Available records

• • • •

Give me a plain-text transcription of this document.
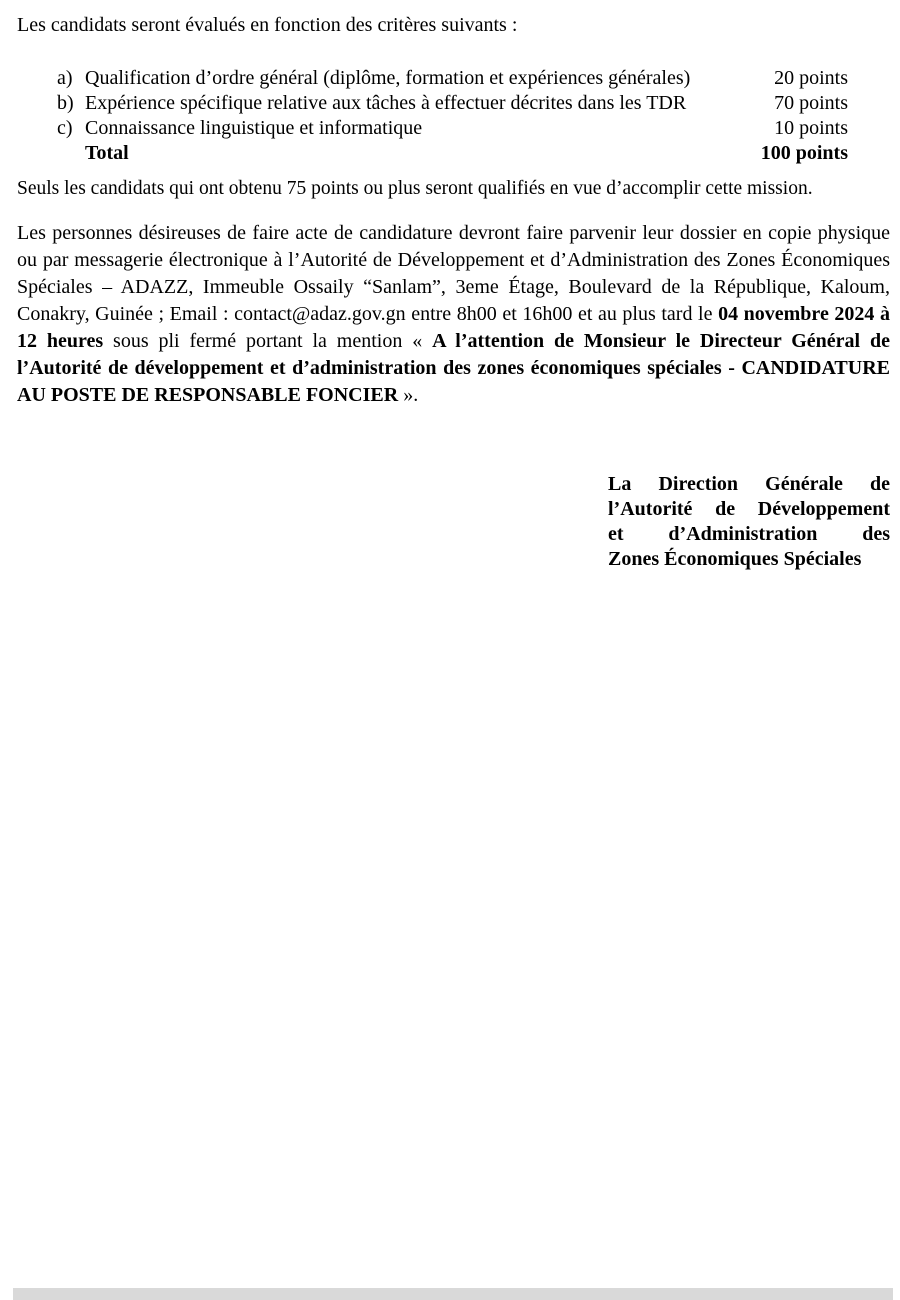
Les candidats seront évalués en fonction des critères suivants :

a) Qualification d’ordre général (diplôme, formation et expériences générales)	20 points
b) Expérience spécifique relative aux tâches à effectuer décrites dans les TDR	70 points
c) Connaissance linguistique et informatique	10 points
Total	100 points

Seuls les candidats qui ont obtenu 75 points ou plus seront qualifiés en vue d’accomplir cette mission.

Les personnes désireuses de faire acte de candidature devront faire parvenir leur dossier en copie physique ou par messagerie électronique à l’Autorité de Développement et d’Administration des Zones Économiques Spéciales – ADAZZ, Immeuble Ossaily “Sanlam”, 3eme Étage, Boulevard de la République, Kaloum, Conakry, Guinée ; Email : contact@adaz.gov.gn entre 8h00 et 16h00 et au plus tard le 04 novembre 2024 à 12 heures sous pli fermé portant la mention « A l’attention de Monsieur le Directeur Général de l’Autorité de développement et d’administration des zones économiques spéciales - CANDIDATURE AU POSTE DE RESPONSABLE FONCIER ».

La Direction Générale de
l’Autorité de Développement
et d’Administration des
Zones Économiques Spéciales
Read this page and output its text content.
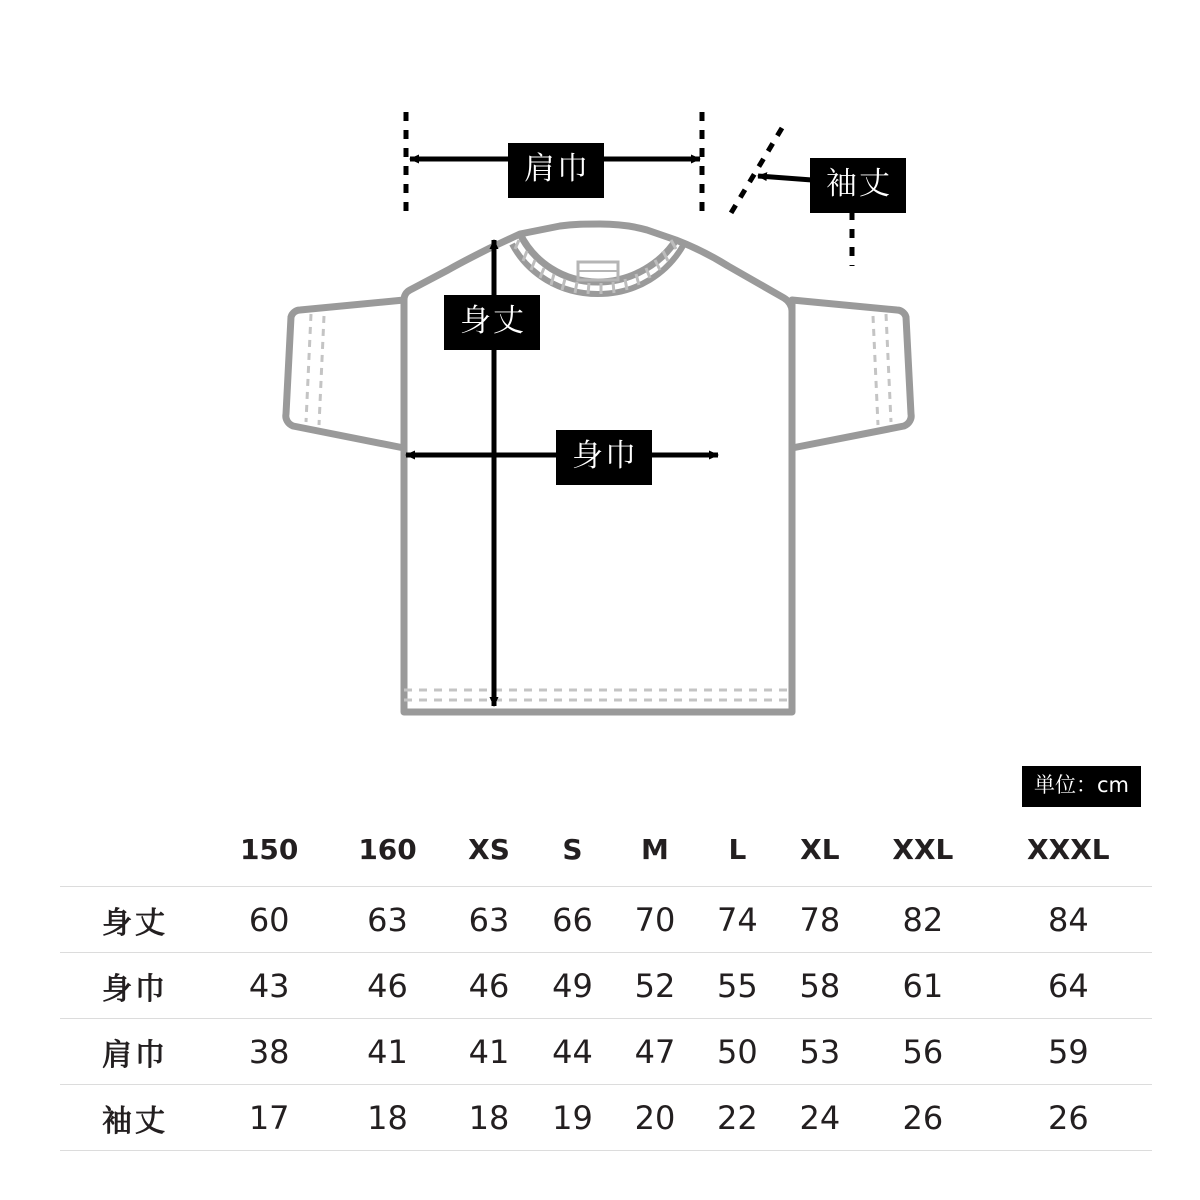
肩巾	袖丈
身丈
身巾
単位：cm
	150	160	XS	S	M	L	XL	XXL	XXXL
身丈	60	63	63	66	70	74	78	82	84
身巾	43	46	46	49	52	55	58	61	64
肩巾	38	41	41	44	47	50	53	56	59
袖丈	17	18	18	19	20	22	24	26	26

• • • •

The task
Copy exactly the lines from the line containing "Read this page and output its text content." through the last line of the records, both included, and omit every picture.

Solved exercise
Read this page and output its text content.
肩巾	袖丈
身丈
身巾
単位：cm
	150	160	XS	S	M	L	XL	XXL	XXXL
身丈	60	63	63	66	70	74	78	82	84
身巾	43	46	46	49	52	55	58	61	64
肩巾	38	41	41	44	47	50	53	56	59
袖丈	17	18	18	19	20	22	24	26	26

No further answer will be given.